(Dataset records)
┌──

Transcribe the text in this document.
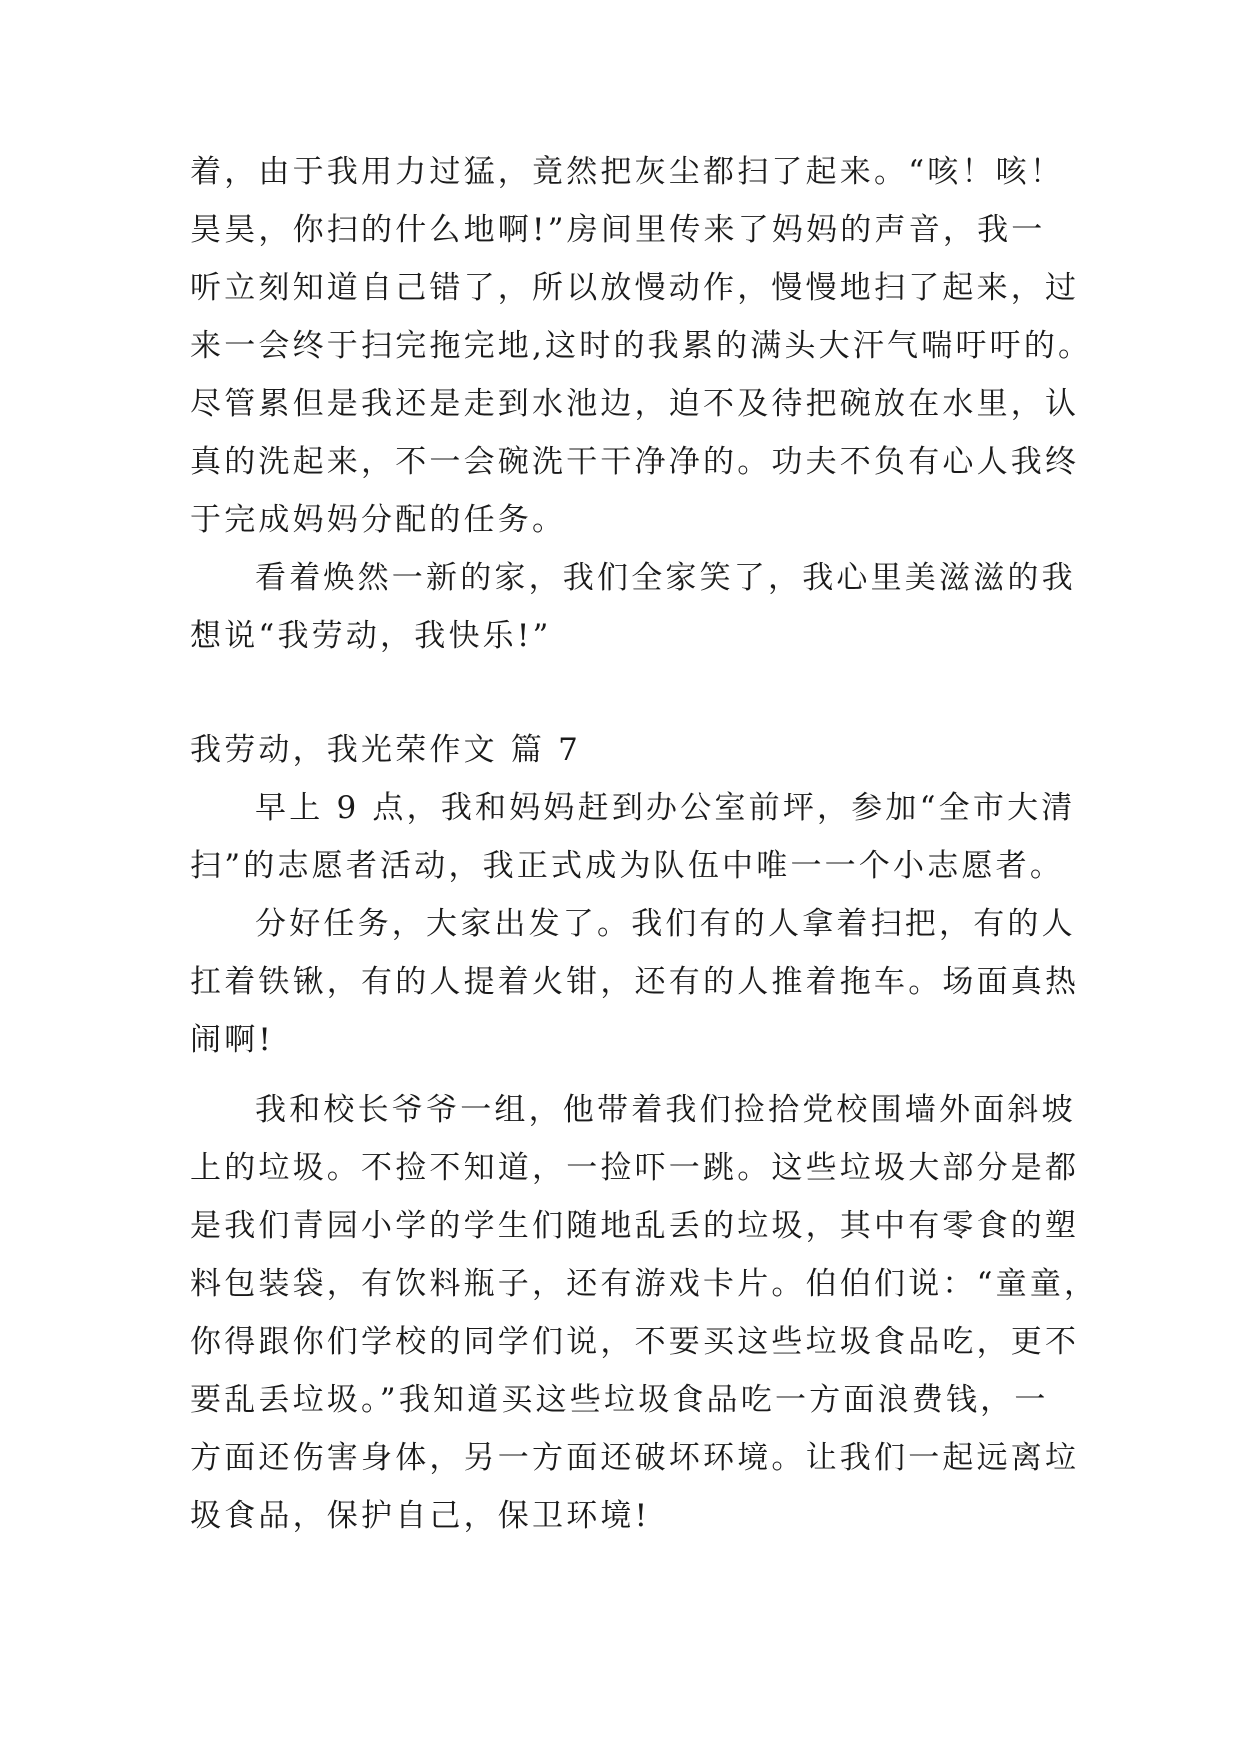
着，由于我用力过猛，竟然把灰尘都扫了起来。“咳！咳！
昊昊，你扫的什么地啊!”房间里传来了妈妈的声音，我一
听立刻知道自己错了，所以放慢动作，慢慢地扫了起来，过
来一会终于扫完拖完地,这时的我累的满头大汗气喘吁吁的。
尽管累但是我还是走到水池边，迫不及待把碗放在水里，认
真的洗起来，不一会碗洗干干净净的。功夫不负有心人我终
于完成妈妈分配的任务。
看着焕然一新的家，我们全家笑了，我心里美滋滋的我
想说“我劳动，我快乐!”
我劳动，我光荣作文 篇 7
早上 9 点，我和妈妈赶到办公室前坪，参加“全市大清
扫”的志愿者活动，我正式成为队伍中唯一一个小志愿者。
分好任务，大家出发了。我们有的人拿着扫把，有的人
扛着铁锹，有的人提着火钳，还有的人推着拖车。场面真热
闹啊!
我和校长爷爷一组，他带着我们捡拾党校围墙外面斜坡
上的垃圾。不捡不知道，一捡吓一跳。这些垃圾大部分是都
是我们青园小学的学生们随地乱丢的垃圾，其中有零食的塑
料包装袋，有饮料瓶子，还有游戏卡片。伯伯们说：“童童，
你得跟你们学校的同学们说，不要买这些垃圾食品吃，更不
要乱丢垃圾。”我知道买这些垃圾食品吃一方面浪费钱，一
方面还伤害身体，另一方面还破坏环境。让我们一起远离垃
圾食品，保护自己，保卫环境!
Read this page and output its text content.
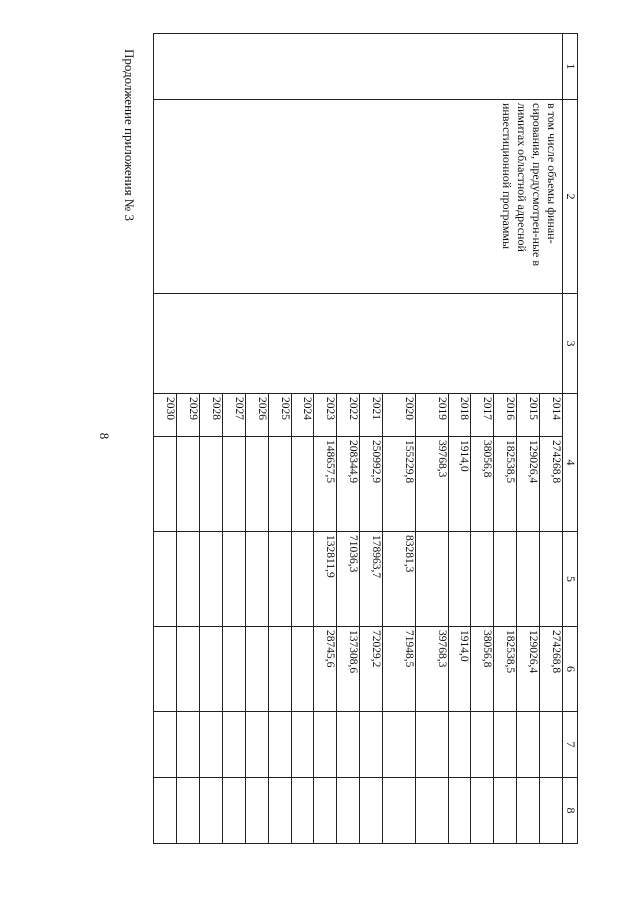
8
Продолжение приложения № 3	1	2	3	4		5	6	7	8	
	в том числе объемы финан-сирования, предусмотрен-ные в лимитах областной адресной инвестиционной программы		2014	274268,8		274268,8			
			2015	129026,4		129026,4			
			2016	182538,5		182538,5			
			2017	38056,8		38056,8			
			2018	1914,0		1914,0			
			2019	39768,3		39768,3			
			2020	155229,8	83281,3	71948,5			
			2021	250992,9	178963,7	72029,2			
			2022	208344,9	71036,3	137308,6			
			2023	148657,5	132811,9	28745,6			
			2024						
			2025						
			2026						
			2027						
			2028						
			2029						
			2030						
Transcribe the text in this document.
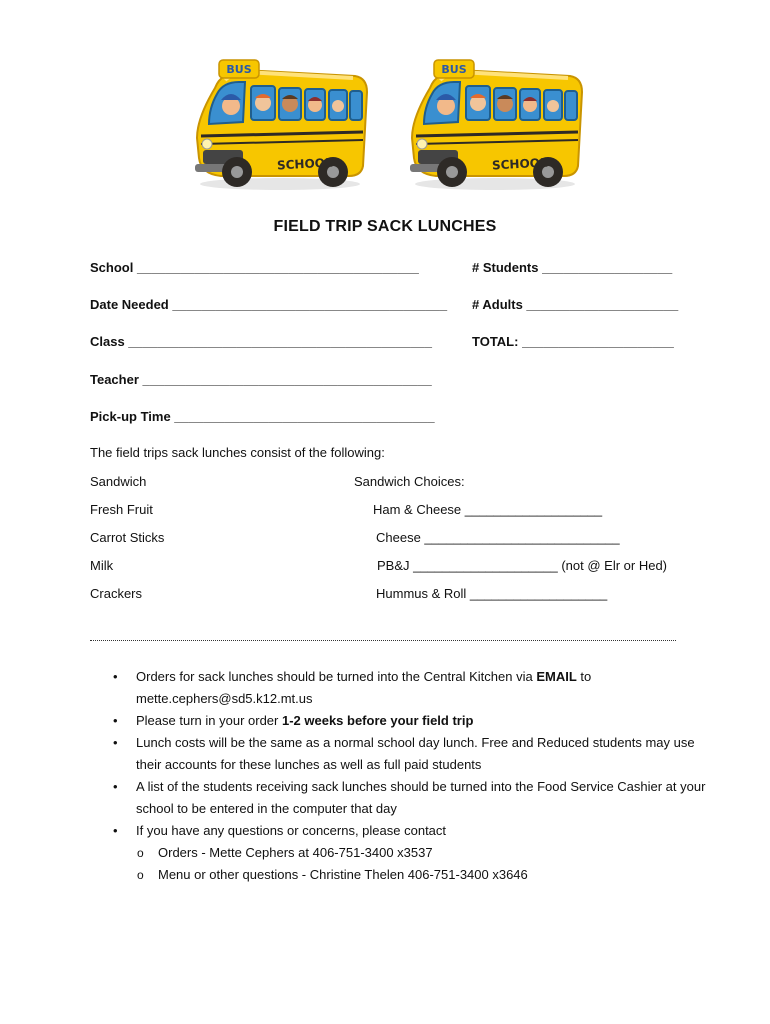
BUS
SCHOOL
BUS
SCHOOL
FIELD TRIP SACK LUNCHES
School _______________________________________	# Students __________________
Date Needed ______________________________________ # Adults _____________________
Class __________________________________________	TOTAL: _____________________
Teacher ________________________________________
Pick-up Time ____________________________________
The field trips sack lunches consist of the following:
Sandwich
Fresh Fruit
Carrot Sticks
Milk
Crackers
Sandwich Choices:
Ham & Cheese ___________________
Cheese ___________________________
PB&J ____________________ (not @ Elr or Hed)
Hummus & Roll ___________________
• Orders for sack lunches should be turned into the Central Kitchen via EMAIL to mette.cephers@sd5.k12.mt.us
• Please turn in your order 1-2 weeks before your field trip
• Lunch costs will be the same as a normal school day lunch. Free and Reduced students may use their accounts for these lunches as well as full paid students
• A list of the students receiving sack lunches should be turned into the Food Service Cashier at your school to be entered in the computer that day
• If you have any questions or concerns, please contact
o Orders - Mette Cephers at 406-751-3400 x3537
o Menu or other questions - Christine Thelen 406-751-3400 x3646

└──

Extract all lines that hold the word "your".

• Please turn in your order 1-2 weeks before your field trip
• A list of the students receiving sack lunches should be turned into the Food Service Cashier at your school to be entered in the computer that day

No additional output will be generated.